PROBLEM STATEMENT =
Search the material for the word "JSON" and copy each line that holds it.
— Begin INFORMATION SHOWN —
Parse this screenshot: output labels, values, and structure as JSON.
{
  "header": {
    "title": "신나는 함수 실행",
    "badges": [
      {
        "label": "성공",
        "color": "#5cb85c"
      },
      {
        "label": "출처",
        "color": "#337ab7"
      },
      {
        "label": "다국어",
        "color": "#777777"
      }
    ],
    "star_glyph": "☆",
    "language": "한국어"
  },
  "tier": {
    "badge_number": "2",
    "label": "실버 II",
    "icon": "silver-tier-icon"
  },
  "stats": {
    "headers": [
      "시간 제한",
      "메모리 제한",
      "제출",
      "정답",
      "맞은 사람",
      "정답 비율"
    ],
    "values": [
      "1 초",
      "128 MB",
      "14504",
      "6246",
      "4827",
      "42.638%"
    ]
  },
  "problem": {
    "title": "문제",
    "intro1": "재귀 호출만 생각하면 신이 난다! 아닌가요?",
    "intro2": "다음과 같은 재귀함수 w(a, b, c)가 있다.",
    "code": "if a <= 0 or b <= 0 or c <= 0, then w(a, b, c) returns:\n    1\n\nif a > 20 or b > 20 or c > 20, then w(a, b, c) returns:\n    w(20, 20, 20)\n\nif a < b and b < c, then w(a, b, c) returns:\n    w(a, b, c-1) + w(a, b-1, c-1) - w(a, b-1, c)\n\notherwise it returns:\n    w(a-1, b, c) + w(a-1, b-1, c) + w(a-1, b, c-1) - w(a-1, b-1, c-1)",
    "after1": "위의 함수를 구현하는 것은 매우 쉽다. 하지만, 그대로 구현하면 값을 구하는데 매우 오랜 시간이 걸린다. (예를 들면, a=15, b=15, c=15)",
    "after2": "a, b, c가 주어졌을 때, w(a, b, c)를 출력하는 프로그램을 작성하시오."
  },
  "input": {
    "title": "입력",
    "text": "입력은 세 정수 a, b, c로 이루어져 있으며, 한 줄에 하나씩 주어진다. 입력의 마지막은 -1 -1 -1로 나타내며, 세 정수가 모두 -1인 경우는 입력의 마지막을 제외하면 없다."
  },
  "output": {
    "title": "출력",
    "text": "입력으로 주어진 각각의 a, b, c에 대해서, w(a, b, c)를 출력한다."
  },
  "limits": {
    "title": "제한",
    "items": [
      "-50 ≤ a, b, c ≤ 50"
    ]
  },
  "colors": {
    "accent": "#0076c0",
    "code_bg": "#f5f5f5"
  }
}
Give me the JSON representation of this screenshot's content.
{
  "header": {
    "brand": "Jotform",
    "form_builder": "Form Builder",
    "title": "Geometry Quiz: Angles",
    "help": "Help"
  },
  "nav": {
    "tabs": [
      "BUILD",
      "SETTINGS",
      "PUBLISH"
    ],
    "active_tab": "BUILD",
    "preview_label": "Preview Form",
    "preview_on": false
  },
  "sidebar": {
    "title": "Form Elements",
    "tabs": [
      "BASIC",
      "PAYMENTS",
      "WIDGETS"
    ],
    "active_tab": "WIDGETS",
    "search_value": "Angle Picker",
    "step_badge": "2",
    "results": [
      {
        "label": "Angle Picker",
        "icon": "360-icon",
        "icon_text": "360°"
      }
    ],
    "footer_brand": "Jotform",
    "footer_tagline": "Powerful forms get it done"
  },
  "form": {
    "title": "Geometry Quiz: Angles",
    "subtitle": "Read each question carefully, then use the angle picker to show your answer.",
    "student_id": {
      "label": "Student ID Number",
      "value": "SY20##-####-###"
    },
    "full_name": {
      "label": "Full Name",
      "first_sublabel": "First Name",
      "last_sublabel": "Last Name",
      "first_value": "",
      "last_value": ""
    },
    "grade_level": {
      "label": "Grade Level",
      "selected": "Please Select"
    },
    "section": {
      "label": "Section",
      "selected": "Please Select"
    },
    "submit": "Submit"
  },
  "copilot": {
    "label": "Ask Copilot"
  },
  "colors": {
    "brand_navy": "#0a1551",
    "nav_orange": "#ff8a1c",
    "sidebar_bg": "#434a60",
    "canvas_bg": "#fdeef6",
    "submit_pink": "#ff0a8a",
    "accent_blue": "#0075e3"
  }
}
— End INFORMATION SHOWN —
EXERCISE ANSWER =
Parse this screenshot: output labels, values, and structure as JSON.
Give me the JSON representation of this screenshot's content.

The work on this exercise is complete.